## Exercise inputs:
================
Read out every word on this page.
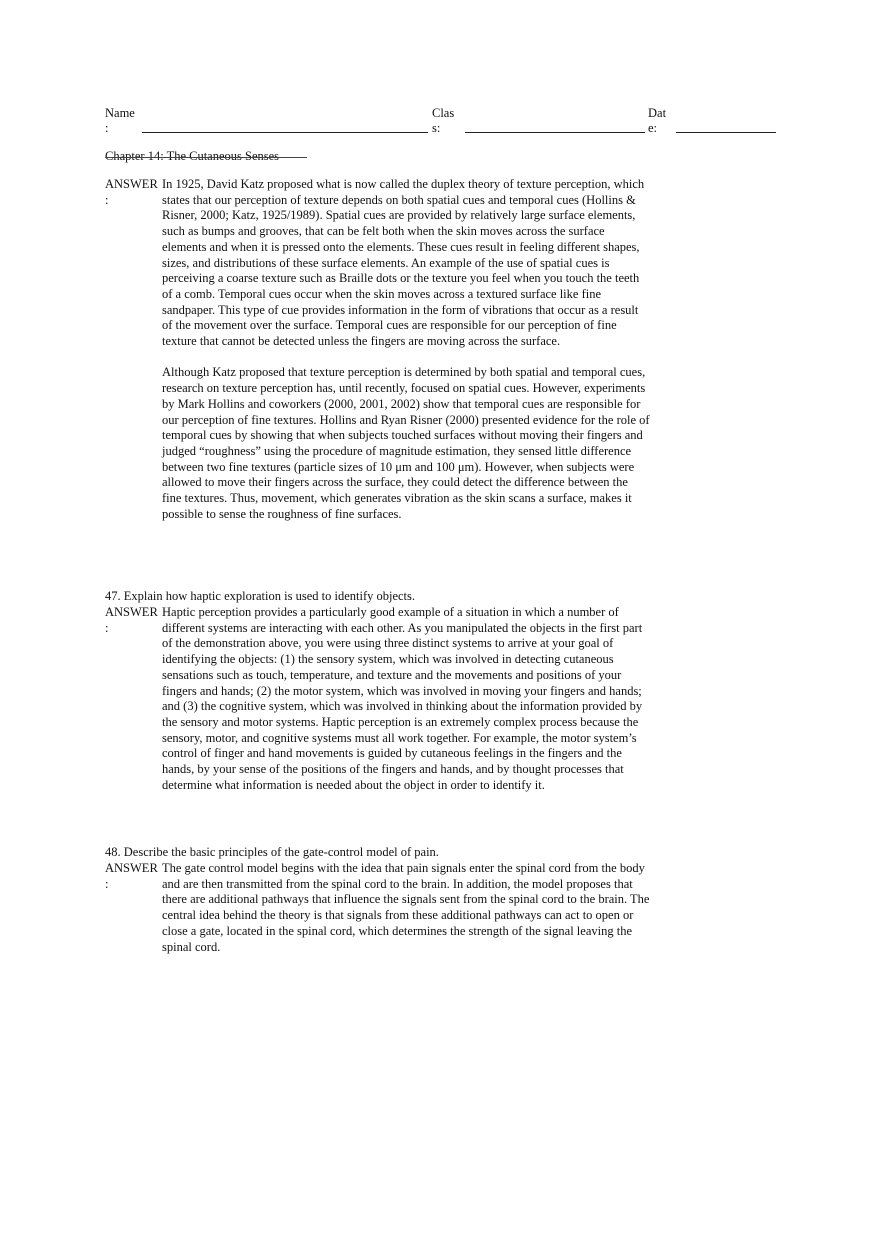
Name
:
Clas
s:
Dat
e:
Chapter 14: The Cutaneous Senses
ANSWER
:

In 1925, David Katz proposed what is now called the duplex theory of texture perception, which states that our perception of texture depends on both spatial cues and temporal cues (Hollins & Risner, 2000; Katz, 1925/1989). Spatial cues are provided by relatively large surface elements, such as bumps and grooves, that can be felt both when the skin moves across the surface elements and when it is pressed onto the elements. These cues result in feeling different shapes, sizes, and distributions of these surface elements. An example of the use of spatial cues is perceiving a coarse texture such as Braille dots or the texture you feel when you touch the teeth of a comb. Temporal cues occur when the skin moves across a textured surface like fine sandpaper. This type of cue provides information in the form of vibrations that occur as a result of the movement over the surface. Temporal cues are responsible for our perception of fine texture that cannot be detected unless the fingers are moving across the surface.

Although Katz proposed that texture perception is determined by both spatial and temporal cues, research on texture perception has, until recently, focused on spatial cues. However, experiments by Mark Hollins and coworkers (2000, 2001, 2002) show that temporal cues are responsible for our perception of fine textures. Hollins and Ryan Risner (2000) presented evidence for the role of temporal cues by showing that when subjects touched surfaces without moving their fingers and judged “roughness” using the procedure of magnitude estimation, they sensed little difference between two fine textures (particle sizes of 10 μm and 100 μm). However, when subjects were allowed to move their fingers across the surface, they could detect the difference between the fine textures. Thus, movement, which generates vibration as the skin scans a surface, makes it possible to sense the roughness of fine surfaces.

47. Explain how haptic exploration is used to identify objects.
ANSWER
:

Haptic perception provides a particularly good example of a situation in which a number of different systems are interacting with each other. As you manipulated the objects in the first part of the demonstration above, you were using three distinct systems to arrive at your goal of identifying the objects: (1) the sensory system, which was involved in detecting cutaneous sensations such as touch, temperature, and texture and the movements and positions of your fingers and hands; (2) the motor system, which was involved in moving your fingers and hands; and (3) the cognitive system, which was involved in thinking about the information provided by the sensory and motor systems. Haptic perception is an extremely complex process because the sensory, motor, and cognitive systems must all work together. For example, the motor system’s control of finger and hand movements is guided by cutaneous feelings in the fingers and the hands, by your sense of the positions of the fingers and hands, and by thought processes that determine what information is needed about the object in order to identify it.

48. Describe the basic principles of the gate-control model of pain.
ANSWER
:

The gate control model begins with the idea that pain signals enter the spinal cord from the body and are then transmitted from the spinal cord to the brain. In addition, the model proposes that there are additional pathways that influence the signals sent from the spinal cord to the brain. The central idea behind the theory is that signals from these additional pathways can act to open or close a gate, located in the spinal cord, which determines the strength of the signal leaving the spinal cord.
================
## Stated exercise:
Repeat the material above in full and exactly, omitting the pictures.

## Reply to the exercise:
Read out every word on this page.
Name
:
Clas
s:
Dat
e:
Chapter 14: The Cutaneous Senses
ANSWER
:

In 1925, David Katz proposed what is now called the duplex theory of texture perception, which states that our perception of texture depends on both spatial cues and temporal cues (Hollins & Risner, 2000; Katz, 1925/1989). Spatial cues are provided by relatively large surface elements, such as bumps and grooves, that can be felt both when the skin moves across the surface elements and when it is pressed onto the elements. These cues result in feeling different shapes, sizes, and distributions of these surface elements. An example of the use of spatial cues is perceiving a coarse texture such as Braille dots or the texture you feel when you touch the teeth of a comb. Temporal cues occur when the skin moves across a textured surface like fine sandpaper. This type of cue provides information in the form of vibrations that occur as a result of the movement over the surface. Temporal cues are responsible for our perception of fine texture that cannot be detected unless the fingers are moving across the surface.

Although Katz proposed that texture perception is determined by both spatial and temporal cues, research on texture perception has, until recently, focused on spatial cues. However, experiments by Mark Hollins and coworkers (2000, 2001, 2002) show that temporal cues are responsible for our perception of fine textures. Hollins and Ryan Risner (2000) presented evidence for the role of temporal cues by showing that when subjects touched surfaces without moving their fingers and judged “roughness” using the procedure of magnitude estimation, they sensed little difference between two fine textures (particle sizes of 10 μm and 100 μm). However, when subjects were allowed to move their fingers across the surface, they could detect the difference between the fine textures. Thus, movement, which generates vibration as the skin scans a surface, makes it possible to sense the roughness of fine surfaces.

47. Explain how haptic exploration is used to identify objects.
ANSWER
:

Haptic perception provides a particularly good example of a situation in which a number of different systems are interacting with each other. As you manipulated the objects in the first part of the demonstration above, you were using three distinct systems to arrive at your goal of identifying the objects: (1) the sensory system, which was involved in detecting cutaneous sensations such as touch, temperature, and texture and the movements and positions of your fingers and hands; (2) the motor system, which was involved in moving your fingers and hands; and (3) the cognitive system, which was involved in thinking about the information provided by the sensory and motor systems. Haptic perception is an extremely complex process because the sensory, motor, and cognitive systems must all work together. For example, the motor system’s control of finger and hand movements is guided by cutaneous feelings in the fingers and the hands, by your sense of the positions of the fingers and hands, and by thought processes that determine what information is needed about the object in order to identify it.

48. Describe the basic principles of the gate-control model of pain.
ANSWER
:

The gate control model begins with the idea that pain signals enter the spinal cord from the body and are then transmitted from the spinal cord to the brain. In addition, the model proposes that there are additional pathways that influence the signals sent from the spinal cord to the brain. The central idea behind the theory is that signals from these additional pathways can act to open or close a gate, located in the spinal cord, which determines the strength of the signal leaving the spinal cord.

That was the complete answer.